__Input rows__.
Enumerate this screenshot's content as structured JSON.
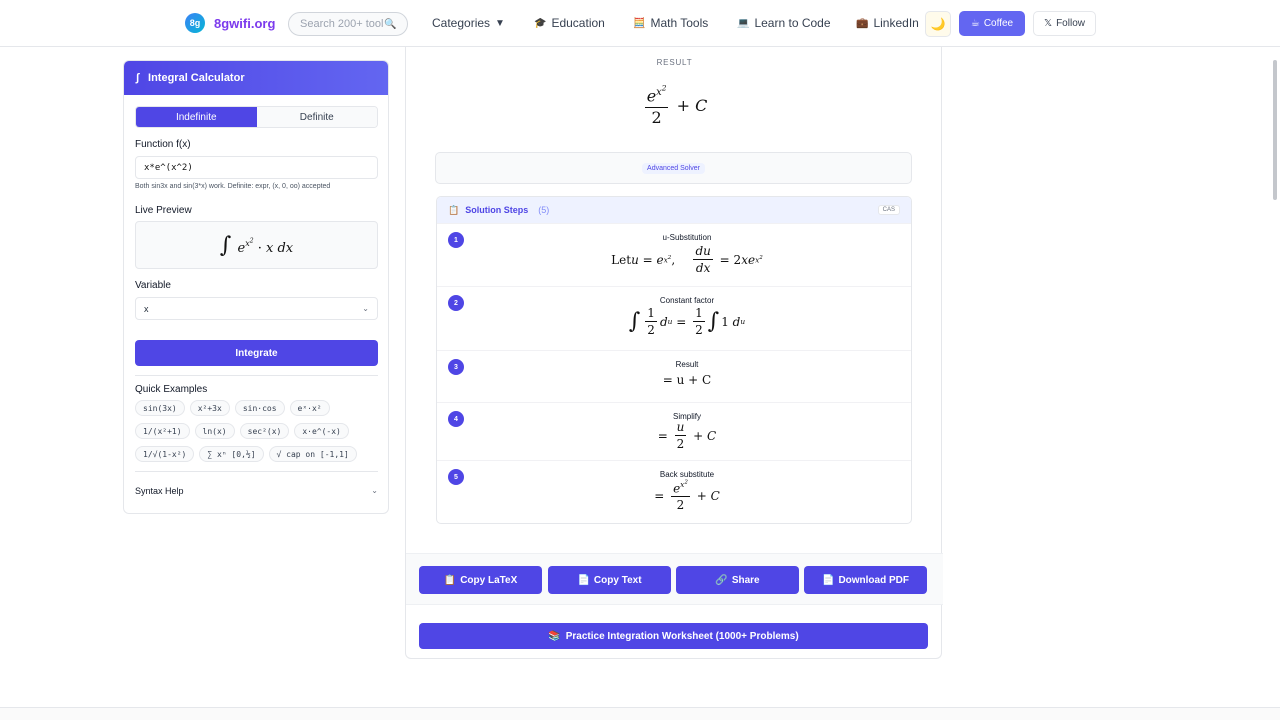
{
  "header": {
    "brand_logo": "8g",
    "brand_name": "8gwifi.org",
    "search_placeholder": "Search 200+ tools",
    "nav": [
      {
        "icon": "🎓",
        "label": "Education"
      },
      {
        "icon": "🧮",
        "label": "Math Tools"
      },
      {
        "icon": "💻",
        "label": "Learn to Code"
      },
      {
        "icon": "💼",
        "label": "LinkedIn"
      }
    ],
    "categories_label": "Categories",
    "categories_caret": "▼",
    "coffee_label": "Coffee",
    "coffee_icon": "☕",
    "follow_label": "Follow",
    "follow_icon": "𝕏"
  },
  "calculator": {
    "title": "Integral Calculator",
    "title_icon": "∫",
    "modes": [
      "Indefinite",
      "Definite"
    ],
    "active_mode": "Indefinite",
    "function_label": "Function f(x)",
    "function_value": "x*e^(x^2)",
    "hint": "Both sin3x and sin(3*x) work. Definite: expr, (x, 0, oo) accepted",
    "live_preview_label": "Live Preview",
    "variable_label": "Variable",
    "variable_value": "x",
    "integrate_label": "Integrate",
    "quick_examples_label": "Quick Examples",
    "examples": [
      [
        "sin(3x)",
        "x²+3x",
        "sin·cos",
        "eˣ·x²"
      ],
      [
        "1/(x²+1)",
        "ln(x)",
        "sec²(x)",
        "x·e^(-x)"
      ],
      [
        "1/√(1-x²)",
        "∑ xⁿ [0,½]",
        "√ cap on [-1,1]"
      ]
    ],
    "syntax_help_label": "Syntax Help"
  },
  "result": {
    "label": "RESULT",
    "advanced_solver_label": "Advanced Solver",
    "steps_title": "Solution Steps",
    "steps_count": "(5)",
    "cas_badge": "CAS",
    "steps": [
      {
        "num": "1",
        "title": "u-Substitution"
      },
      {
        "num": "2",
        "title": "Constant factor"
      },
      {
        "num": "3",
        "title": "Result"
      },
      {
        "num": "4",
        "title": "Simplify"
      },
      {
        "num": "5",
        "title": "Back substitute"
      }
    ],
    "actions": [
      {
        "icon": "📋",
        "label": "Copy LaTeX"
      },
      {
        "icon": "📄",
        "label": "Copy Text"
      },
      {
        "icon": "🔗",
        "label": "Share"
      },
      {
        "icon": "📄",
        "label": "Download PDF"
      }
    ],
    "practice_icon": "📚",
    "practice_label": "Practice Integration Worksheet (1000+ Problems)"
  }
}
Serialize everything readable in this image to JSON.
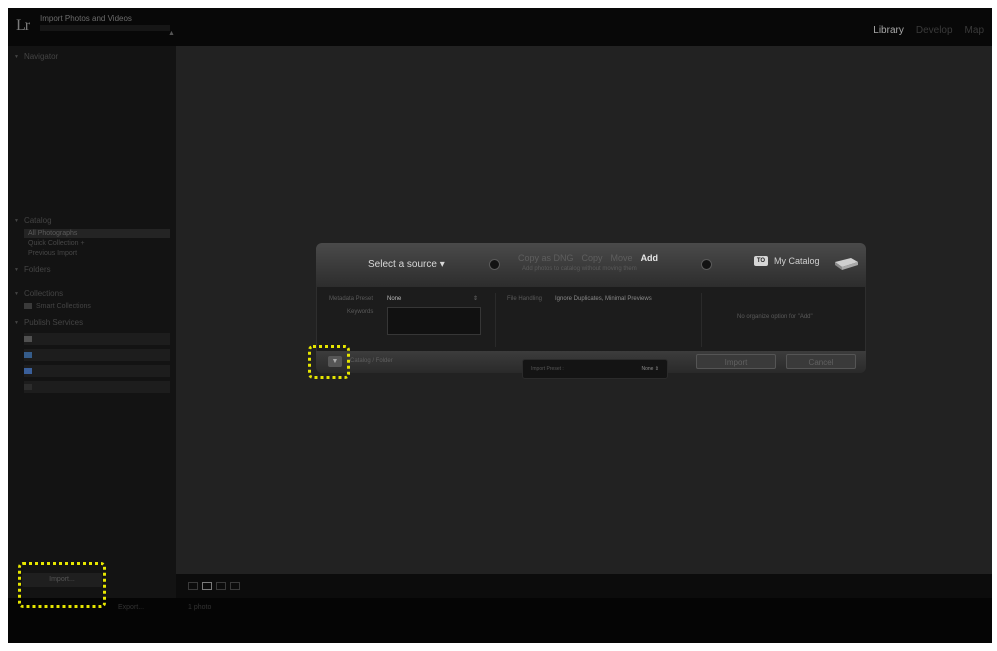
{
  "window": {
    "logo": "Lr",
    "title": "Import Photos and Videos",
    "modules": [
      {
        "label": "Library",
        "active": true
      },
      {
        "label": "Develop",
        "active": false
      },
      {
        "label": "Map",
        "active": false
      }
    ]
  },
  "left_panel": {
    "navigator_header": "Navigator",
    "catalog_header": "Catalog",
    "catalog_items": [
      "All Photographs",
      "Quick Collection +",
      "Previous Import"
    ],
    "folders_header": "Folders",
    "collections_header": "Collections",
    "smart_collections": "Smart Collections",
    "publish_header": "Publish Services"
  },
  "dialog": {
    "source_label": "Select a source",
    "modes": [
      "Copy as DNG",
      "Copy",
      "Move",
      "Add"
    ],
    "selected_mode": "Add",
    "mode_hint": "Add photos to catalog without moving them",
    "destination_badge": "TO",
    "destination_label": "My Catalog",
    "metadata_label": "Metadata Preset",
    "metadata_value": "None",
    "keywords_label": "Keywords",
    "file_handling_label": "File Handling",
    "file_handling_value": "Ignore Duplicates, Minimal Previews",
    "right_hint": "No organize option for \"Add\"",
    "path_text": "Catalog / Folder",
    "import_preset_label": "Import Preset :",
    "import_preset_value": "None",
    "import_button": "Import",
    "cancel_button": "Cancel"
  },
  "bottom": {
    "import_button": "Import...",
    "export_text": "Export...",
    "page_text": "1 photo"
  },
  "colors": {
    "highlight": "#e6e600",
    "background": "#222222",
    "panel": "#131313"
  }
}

__Exercise instructions__.
Pick each line holding the word "Copy" out of the listing.

__Exercise result__.
        "label": "Copy LaTeX"
        "label": "Copy Text"
      "Copy as DNG",
      "Copy",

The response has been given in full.